* Stated task *
Please render the lines below as a JSON list of strings, one string per line with blank lines omitted. Include only the lines from the one containing "599, 175, 731]" through the next one containing "table-row: 就诊人数 y", inclusive.

* Data entries *
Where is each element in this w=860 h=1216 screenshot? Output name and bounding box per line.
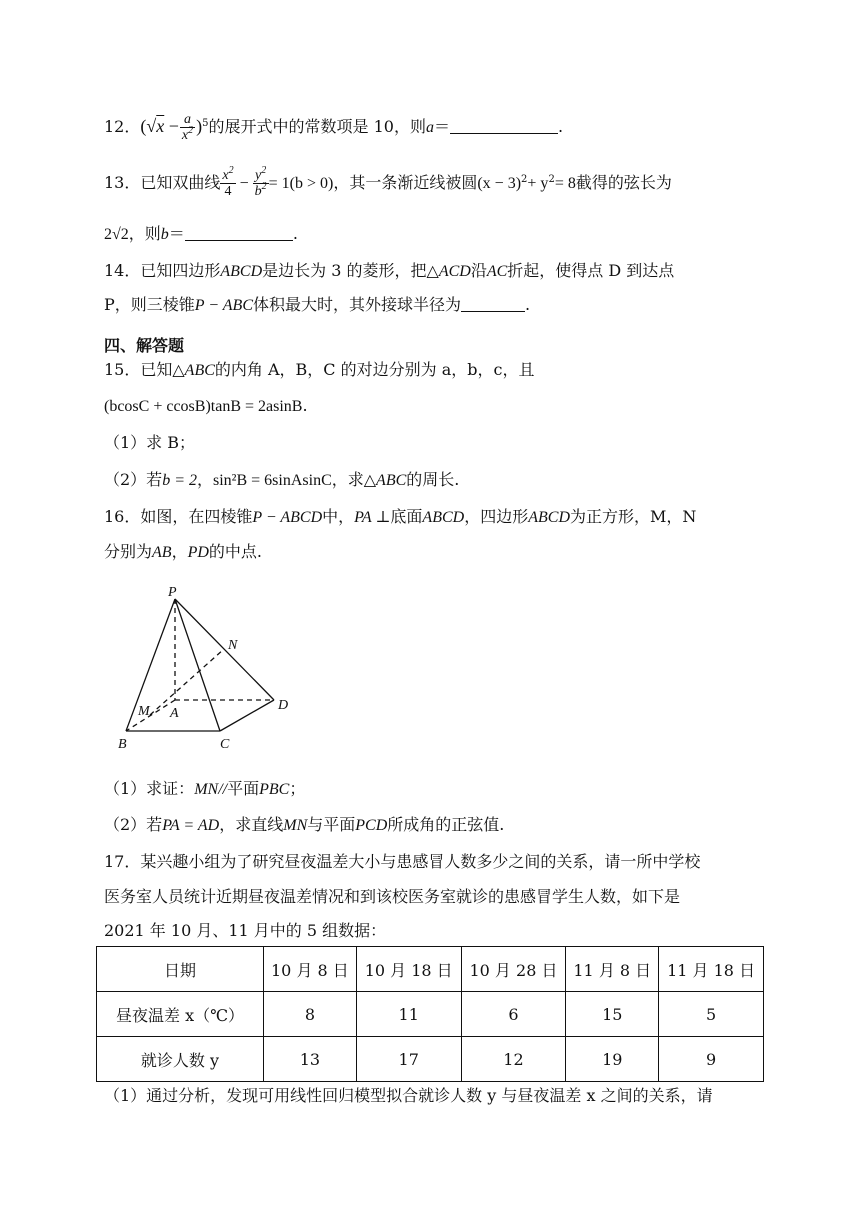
edge-pb	[126, 599, 175, 731]
question-12: 12．(√x − $\frac{a}{x^2}$ )$^5$的展开式中的常数项是 10，则a＝ .	[104, 112, 564, 143]
fraction-x2-over-4: $\frac{x^2}{4}$	[222, 165, 234, 199]
table-row: 日期 10 月 8 日 10 月 18 日 10 月 28 日 11 月 8 日 11 月 18 日	[97, 947, 764, 992]
segment-mn	[150, 649, 224, 715]
edge-pc	[175, 599, 220, 731]
answer-blank-14[interactable]	[461, 297, 525, 312]
edge-pd	[175, 599, 274, 700]
question-17: 17．某兴趣小组为了研究昼夜温差大小与患感冒人数多少之间的关系，请一所中学校	[104, 852, 701, 871]
fraction-y2-over-b2: $\frac{y^2}{b^2}$	[254, 165, 267, 199]
table-row: 就诊人数 y 13 17 12 19 9	[97, 1037, 764, 1082]
answer-blank-12[interactable]	[450, 119, 558, 134]
label-m: M	[138, 704, 150, 719]
data-table	[96, 946, 764, 1082]
table-row: 昼夜温差 x（℃） 8 11 6 15 5	[97, 992, 764, 1037]
question-13-line2: 2√2，则b＝ .	[104, 224, 298, 243]
question-14: 14．已知四边形ABCD是边长为 3 的菱形，把△ACD沿AC折起，使得点 D 到达点	[104, 261, 675, 280]
question-16-line2: 分别为AB，PD的中点.	[104, 542, 262, 561]
question-16: 16．如图，在四棱锥P − ABCD中，PA ⊥底面ABCD，四边形ABCD为正方形，M，N	[104, 507, 697, 526]
question-17-line3: 2021 年 10 月、11 月中的 5 组数据：	[104, 921, 387, 940]
label-a: A	[170, 706, 179, 721]
pyramid-figure	[110, 582, 310, 754]
label-n: N	[228, 638, 238, 653]
question-17-part1: （1）通过分析，发现可用线性回归模型拟合就诊人数 y 与昼夜温差 x 之间的关系，请	[104, 1086, 713, 1105]
label-b: B	[118, 737, 127, 752]
label-d: D	[278, 698, 289, 713]
fraction-a-over-x2: $\frac{a}{x^2}$	[181, 112, 194, 143]
question-15-part1: （1）求 B；	[104, 433, 196, 452]
edge-cd	[220, 700, 274, 731]
question-15: 15．已知△ABC的内角 A，B，C 的对边分别为 a，b，c，且	[104, 360, 535, 379]
question-16-part1: （1）求证：MN//平面PBC；	[104, 779, 306, 798]
section-heading: 四、解答题	[104, 336, 185, 355]
answer-blank-13[interactable]	[185, 226, 293, 241]
question-16-part2: （2）若PA = AD，求直线MN与平面PCD所成角的正弦值.	[104, 815, 505, 834]
label-c: C	[220, 737, 230, 752]
question-13: 13．已知双曲线 $\frac{x^2}{4}$ − $\frac{y^2}{b^2}$ = 1(b > 0)，其一条渐近线被圆$(x - 3)^2+ y^2= 8$截得的弦长为	[104, 165, 672, 199]
edge-ab	[126, 700, 175, 731]
question-15-line2: (bcosC + ccosB)tanB = 2asinB.	[104, 396, 308, 415]
question-15-part2: （2）若b = 2，sin²B = 6sinAsinC，求△ABC的周长.	[104, 470, 460, 489]
question-17-line2: 医务室人员统计近期昼夜温差情况和到该校医务室就诊的患感冒学生人数，如下是	[104, 887, 681, 906]
label-p: P	[168, 585, 177, 600]
question-14-line2: P，则三棱锥P − ABC体积最大时，其外接球半径为 .	[104, 295, 531, 314]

* The response *
[
  "edge-pb\t[126, 599, 175, 731]",
  "question-12: 12．(√x − $\\frac{a}{x^2}$ )$^5$的展开式中的常数项是 10，则a＝ .\t[104, 112, 564, 143]",
  "fraction-x2-over-4: $\\frac{x^2}{4}$\t[222, 165, 234, 199]",
  "table-row: 日期 10 月 8 日 10 月 18 日 10 月 28 日 11 月 8 日 11 月 18 日\t[97, 947, 764, 992]",
  "segment-mn\t[150, 649, 224, 715]",
  "edge-pc\t[175, 599, 220, 731]",
  "answer-blank-14[interactable]\t[461, 297, 525, 312]",
  "edge-pd\t[175, 599, 274, 700]",
  "question-17: 17．某兴趣小组为了研究昼夜温差大小与患感冒人数多少之间的关系，请一所中学校\t[104, 852, 701, 871]",
  "fraction-y2-over-b2: $\\frac{y^2}{b^2}$\t[254, 165, 267, 199]",
  "table-row: 就诊人数 y 13 17 12 19 9\t[97, 1037, 764, 1082]"
]